## DIRECTIONS
Of the lines in the records that follow, how many include the word "color"? Answer with a bare number.

## DATA FOR PROCESSING
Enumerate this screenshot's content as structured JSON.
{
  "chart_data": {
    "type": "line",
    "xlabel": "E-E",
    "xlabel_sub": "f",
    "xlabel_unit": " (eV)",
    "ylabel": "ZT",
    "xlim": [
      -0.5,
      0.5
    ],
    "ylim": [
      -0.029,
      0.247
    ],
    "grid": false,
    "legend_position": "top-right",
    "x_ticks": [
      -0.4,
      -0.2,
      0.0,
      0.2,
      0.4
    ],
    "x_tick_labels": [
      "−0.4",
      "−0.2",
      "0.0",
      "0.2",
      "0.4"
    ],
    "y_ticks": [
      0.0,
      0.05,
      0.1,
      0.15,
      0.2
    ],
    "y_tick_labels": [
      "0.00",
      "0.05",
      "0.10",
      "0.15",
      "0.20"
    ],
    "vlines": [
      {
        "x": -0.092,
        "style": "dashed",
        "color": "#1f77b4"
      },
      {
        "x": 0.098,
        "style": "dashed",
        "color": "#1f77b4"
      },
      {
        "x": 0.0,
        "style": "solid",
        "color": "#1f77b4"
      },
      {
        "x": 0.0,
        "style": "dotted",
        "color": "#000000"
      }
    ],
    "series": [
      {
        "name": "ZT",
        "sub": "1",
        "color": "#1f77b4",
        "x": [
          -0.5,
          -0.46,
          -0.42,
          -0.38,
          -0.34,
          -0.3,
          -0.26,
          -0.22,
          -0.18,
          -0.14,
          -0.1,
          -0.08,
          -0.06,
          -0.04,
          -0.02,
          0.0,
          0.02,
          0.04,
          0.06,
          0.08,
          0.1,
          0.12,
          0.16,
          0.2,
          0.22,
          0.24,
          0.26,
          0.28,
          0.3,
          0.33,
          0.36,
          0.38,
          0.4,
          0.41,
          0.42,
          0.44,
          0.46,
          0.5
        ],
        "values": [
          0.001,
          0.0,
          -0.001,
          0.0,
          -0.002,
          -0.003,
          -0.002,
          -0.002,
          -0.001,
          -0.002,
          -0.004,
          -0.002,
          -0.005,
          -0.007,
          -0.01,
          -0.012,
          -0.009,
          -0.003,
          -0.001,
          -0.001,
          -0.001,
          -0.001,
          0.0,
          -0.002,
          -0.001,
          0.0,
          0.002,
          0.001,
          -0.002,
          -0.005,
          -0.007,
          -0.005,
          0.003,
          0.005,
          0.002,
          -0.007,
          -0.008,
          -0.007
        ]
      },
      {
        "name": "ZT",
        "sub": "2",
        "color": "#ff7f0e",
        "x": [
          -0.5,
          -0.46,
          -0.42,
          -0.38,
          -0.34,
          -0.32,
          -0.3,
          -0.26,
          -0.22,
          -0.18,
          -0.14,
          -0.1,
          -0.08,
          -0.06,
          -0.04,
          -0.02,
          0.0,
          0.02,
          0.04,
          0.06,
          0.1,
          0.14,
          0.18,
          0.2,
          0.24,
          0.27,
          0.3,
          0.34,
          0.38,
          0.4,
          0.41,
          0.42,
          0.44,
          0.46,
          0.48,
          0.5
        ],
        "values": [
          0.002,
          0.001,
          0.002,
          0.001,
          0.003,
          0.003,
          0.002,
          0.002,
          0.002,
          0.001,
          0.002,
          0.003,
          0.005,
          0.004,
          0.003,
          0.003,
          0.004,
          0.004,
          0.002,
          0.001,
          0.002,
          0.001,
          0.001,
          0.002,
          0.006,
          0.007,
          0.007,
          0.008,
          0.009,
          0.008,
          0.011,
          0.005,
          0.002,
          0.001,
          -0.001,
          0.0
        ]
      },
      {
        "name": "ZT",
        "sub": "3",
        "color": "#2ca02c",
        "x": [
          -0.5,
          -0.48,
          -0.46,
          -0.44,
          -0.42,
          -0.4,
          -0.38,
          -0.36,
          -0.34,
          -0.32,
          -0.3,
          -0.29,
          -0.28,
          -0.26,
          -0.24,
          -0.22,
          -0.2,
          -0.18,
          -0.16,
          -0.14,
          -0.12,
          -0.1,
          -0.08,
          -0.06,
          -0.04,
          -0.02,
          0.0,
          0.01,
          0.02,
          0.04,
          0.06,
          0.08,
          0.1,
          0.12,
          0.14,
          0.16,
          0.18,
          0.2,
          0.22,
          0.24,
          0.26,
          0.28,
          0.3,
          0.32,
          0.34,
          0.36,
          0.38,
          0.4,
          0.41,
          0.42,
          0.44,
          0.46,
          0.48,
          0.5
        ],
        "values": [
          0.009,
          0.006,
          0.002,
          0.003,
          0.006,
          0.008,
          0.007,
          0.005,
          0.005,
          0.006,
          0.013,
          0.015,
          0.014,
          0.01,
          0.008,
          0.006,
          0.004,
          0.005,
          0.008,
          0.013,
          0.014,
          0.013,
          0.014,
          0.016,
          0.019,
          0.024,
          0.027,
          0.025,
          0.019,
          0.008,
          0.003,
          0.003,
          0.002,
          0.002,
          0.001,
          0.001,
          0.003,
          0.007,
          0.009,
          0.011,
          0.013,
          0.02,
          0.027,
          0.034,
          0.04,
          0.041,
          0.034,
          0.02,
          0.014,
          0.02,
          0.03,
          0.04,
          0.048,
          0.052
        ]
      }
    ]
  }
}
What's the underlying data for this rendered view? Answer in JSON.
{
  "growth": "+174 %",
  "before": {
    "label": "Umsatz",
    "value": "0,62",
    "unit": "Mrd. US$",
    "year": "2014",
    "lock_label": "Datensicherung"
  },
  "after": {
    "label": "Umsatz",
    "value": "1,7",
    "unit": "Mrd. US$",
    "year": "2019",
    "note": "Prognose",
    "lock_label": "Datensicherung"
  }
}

## SOLUTION TO THIS PROBLEM
7